### EXERCISE REQUIREMENTS
Looking at the listing beneath, work out how many lines hold "Manage" and report only that figure.

========================

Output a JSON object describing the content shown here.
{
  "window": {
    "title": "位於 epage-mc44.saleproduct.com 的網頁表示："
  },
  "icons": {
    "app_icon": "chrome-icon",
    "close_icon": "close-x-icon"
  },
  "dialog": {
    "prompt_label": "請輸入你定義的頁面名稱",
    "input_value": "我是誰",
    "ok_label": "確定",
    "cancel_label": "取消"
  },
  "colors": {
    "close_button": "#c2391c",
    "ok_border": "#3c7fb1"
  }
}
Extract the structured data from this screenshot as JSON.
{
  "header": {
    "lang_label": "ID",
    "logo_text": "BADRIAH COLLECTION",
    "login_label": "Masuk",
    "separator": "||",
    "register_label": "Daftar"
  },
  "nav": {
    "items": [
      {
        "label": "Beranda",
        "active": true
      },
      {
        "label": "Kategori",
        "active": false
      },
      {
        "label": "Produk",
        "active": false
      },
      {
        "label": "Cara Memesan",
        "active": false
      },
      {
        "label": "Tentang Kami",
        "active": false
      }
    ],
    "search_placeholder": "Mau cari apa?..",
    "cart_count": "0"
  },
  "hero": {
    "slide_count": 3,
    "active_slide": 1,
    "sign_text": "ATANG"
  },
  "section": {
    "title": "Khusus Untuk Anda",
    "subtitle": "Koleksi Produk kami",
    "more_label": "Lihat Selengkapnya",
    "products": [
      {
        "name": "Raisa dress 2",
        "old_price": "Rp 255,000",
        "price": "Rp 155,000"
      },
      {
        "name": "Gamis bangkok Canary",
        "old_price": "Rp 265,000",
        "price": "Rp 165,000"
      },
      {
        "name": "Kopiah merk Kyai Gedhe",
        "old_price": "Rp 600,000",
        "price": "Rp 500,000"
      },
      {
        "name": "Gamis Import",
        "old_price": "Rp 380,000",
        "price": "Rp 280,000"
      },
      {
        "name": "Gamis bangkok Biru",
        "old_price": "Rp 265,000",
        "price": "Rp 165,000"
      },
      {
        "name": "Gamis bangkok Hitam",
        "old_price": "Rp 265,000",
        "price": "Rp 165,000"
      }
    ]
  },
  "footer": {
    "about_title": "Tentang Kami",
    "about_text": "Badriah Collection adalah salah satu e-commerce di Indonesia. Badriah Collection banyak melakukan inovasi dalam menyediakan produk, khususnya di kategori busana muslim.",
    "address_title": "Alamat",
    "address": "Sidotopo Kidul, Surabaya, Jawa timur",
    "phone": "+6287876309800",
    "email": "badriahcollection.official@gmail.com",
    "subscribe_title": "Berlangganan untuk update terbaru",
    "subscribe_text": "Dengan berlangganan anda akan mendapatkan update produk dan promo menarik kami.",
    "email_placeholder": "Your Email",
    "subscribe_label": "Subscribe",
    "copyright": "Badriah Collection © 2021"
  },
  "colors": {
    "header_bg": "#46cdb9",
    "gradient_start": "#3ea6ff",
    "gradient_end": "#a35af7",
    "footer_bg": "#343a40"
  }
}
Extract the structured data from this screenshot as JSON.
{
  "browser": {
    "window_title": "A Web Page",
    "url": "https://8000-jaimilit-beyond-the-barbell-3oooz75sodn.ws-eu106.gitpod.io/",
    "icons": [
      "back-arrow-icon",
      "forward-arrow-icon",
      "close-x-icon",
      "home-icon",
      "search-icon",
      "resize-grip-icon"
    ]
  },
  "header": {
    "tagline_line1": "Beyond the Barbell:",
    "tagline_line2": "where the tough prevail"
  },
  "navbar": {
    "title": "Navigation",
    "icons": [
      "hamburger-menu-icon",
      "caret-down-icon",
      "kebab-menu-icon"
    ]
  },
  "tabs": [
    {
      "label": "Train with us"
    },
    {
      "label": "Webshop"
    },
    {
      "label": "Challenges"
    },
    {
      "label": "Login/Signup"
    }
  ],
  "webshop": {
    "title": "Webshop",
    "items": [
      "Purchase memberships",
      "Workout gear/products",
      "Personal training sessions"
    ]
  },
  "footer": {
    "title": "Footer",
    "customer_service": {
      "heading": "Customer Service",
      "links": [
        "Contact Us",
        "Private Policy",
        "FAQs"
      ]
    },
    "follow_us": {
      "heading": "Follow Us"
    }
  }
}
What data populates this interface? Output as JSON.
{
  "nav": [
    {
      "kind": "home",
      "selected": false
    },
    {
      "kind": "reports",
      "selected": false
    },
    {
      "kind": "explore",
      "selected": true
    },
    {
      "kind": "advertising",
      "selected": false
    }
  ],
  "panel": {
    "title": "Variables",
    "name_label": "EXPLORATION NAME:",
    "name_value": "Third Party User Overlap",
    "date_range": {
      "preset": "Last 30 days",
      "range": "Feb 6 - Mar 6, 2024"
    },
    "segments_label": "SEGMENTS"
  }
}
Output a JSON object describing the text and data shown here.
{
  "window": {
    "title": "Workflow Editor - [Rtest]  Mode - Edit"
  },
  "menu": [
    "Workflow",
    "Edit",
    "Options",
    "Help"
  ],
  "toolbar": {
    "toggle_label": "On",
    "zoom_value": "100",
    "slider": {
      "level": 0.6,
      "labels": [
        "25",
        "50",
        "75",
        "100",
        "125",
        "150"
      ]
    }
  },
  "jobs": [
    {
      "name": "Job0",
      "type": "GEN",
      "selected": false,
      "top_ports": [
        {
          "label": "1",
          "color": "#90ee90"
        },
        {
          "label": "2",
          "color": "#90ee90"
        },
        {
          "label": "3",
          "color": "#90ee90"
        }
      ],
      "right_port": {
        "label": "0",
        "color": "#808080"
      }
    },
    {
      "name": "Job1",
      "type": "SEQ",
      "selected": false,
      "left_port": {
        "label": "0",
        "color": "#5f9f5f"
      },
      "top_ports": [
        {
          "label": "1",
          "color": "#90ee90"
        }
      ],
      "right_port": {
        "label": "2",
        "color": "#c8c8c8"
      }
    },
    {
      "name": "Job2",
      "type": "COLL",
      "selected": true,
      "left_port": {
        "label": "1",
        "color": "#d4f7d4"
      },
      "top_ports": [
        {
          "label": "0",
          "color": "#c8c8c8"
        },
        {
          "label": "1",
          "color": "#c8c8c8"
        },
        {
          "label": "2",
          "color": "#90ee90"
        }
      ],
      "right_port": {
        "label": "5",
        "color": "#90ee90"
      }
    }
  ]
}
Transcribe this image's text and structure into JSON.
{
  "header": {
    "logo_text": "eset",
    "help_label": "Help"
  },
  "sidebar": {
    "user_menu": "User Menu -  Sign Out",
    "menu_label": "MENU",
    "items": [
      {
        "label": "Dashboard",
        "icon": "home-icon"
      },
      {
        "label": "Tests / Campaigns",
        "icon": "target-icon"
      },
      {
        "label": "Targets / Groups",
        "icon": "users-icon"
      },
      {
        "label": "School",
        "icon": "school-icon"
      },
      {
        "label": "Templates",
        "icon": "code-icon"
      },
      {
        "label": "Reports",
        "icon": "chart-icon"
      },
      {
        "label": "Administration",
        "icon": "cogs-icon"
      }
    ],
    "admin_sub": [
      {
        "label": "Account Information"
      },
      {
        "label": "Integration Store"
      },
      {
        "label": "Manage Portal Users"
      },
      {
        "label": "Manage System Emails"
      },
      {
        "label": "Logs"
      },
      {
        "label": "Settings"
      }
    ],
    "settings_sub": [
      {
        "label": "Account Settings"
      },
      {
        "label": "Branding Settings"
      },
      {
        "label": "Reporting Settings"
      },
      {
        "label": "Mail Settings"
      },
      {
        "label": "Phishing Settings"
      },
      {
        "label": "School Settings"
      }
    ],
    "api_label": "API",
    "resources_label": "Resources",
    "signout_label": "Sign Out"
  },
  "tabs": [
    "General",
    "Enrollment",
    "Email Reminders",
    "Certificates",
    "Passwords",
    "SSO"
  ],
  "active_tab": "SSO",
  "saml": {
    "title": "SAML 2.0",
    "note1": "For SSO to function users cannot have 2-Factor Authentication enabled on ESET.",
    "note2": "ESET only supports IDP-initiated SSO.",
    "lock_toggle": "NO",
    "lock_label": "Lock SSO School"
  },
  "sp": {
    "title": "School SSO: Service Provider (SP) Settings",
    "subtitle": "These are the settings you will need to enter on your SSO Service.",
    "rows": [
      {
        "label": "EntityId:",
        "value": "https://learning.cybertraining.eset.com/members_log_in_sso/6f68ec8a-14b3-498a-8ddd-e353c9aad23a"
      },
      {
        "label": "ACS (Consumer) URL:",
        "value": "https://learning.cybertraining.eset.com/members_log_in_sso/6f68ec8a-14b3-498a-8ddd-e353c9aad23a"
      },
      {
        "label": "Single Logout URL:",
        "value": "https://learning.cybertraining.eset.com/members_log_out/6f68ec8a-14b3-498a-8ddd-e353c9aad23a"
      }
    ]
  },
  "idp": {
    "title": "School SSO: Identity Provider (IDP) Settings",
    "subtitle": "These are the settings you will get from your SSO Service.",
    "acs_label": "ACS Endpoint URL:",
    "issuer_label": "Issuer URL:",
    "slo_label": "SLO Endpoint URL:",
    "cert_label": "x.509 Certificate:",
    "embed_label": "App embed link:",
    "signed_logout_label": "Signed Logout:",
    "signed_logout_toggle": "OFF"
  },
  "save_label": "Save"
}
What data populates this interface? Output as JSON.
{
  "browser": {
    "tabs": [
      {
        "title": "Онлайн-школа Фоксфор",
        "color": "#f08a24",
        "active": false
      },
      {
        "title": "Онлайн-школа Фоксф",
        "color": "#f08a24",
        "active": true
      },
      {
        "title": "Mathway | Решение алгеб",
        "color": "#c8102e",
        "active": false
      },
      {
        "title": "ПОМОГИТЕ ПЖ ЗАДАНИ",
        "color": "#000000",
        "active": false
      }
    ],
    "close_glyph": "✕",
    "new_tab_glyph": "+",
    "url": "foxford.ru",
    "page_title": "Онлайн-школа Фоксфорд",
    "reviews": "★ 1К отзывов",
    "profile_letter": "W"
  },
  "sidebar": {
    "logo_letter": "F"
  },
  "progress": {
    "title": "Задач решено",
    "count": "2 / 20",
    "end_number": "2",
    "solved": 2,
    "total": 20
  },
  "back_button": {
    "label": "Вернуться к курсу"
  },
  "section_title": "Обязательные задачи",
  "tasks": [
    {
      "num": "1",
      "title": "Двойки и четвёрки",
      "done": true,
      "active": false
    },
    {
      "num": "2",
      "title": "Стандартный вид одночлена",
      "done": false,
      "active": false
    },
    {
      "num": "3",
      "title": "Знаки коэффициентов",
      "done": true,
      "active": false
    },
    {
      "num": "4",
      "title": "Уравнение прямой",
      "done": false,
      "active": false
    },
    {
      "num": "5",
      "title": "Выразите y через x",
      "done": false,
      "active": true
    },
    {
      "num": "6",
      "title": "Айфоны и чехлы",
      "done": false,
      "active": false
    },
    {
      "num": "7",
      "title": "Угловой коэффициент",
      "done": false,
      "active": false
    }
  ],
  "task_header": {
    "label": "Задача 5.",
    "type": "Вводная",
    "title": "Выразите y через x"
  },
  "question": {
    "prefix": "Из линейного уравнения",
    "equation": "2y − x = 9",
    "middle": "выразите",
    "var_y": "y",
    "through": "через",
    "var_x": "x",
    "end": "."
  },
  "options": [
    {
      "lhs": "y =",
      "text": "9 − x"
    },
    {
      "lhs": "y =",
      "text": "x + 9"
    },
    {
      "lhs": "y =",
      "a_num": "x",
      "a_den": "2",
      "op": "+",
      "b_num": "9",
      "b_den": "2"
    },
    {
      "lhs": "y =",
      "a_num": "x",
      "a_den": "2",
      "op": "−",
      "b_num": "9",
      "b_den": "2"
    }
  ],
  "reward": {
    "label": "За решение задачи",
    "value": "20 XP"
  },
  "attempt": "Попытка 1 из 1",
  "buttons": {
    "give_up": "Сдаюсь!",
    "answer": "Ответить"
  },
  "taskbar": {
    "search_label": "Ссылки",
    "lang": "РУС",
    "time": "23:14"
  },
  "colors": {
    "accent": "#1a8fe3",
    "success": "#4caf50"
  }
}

========================

### SOLUTION TO THE EXERCISE
2